**OBJECTIVE:** Extend the forum thread about uphill etiquette on backcountry ski trails, picking up after its last sentence.

**TEXT BLOCK:**
_ _ _ _

Correct, best to stay to the side of BC ski trails to avoid skiers going down and also to preserve the snow if it is powdery. Skinners get no preference (nor did I ever say they did, you were reading a little too much into my post). On the up track, it works out best for EVERYONE if a parallel set of skin and boot tracks go up and are kept separate. Just basic etiquette. Although, by the time most folks on this forum plan to get up there (i.e. after lifts stop spinning), there isn't much snow left on the GOS Ski Trail, so the point may be moot.


----------



## andyzee (Mar 9, 2009)

riverc0il said:


> Correct, best to stay to the side of BC ski trails to avoid skiers going down and also to preserve the snow if it is powdery. Skinners get no preference (nor did I ever say they did, you were reading a little too much into my post). On the up track, it works out best for EVERYONE if a parallel set of skin and boot tracks go up and are kept separate. Just basic etiquette. Although, by the time most folks on this forum plan to get up there (i.e. after lifts stop spinning), there isn't much snow left on the GOS Ski Trail, so the point may be moot.

_ _ _ _

**STORED DATA:**
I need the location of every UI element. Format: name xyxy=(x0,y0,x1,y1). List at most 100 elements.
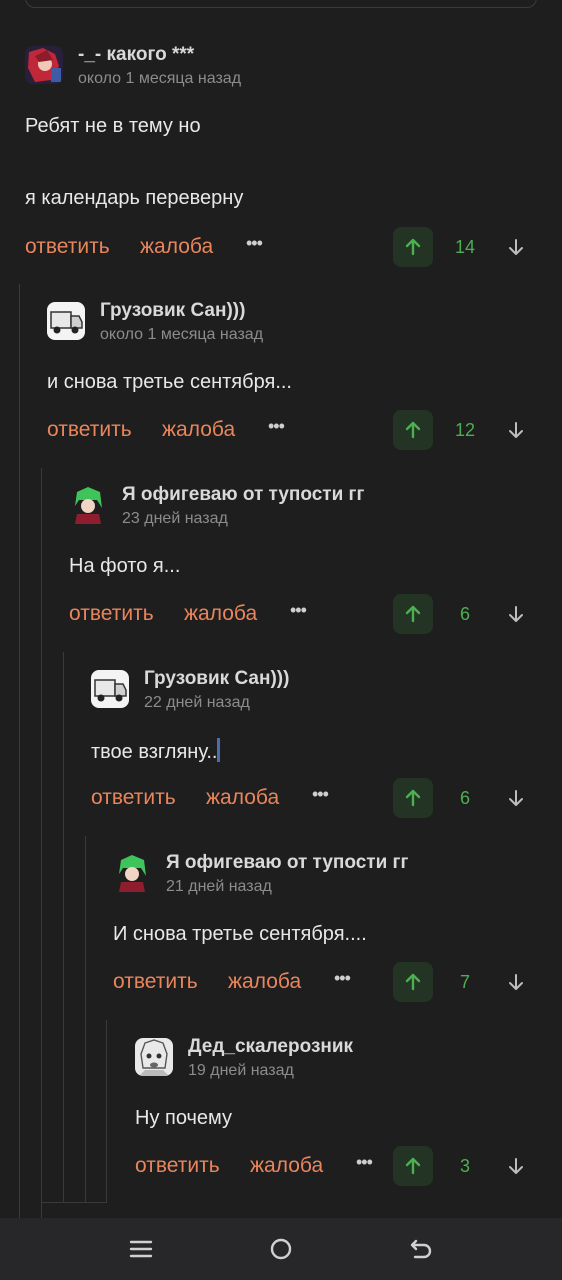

_ _ _ _

**THE RESULT:**
Thank you.


----------



## from_the_NEK (Mar 9, 2009)

andyzee said:


> Excuse me, it's not a trolling attempt. It's a valid question. What gives folks skinning up preference over people snowshoeing up?
> 
> How can you say that is a trolling attempt as opposed to a valid question. Believe me it is truly intended as a serious question. Do you have an answer?





> Sorry, but just seemed kind of arrogant. My 2 cents.



Sorry, calling Riverc0il's post arrogant seems like an attempt at a troll. My 2 Cents 

Seems like when regular back country skiers provide straight forward advice around here, they  are often forced to defend the advice they are giving as if they are trying to keep the back country to themselves. IMHO, Riverc0il has enough "BC cred" around here with TONS of great advice given to those who ask, that he shouldn't need to explain in painful detail about why hikers should "Stay out of the skin track".


----------



## andyzee (Mar 9, 2009)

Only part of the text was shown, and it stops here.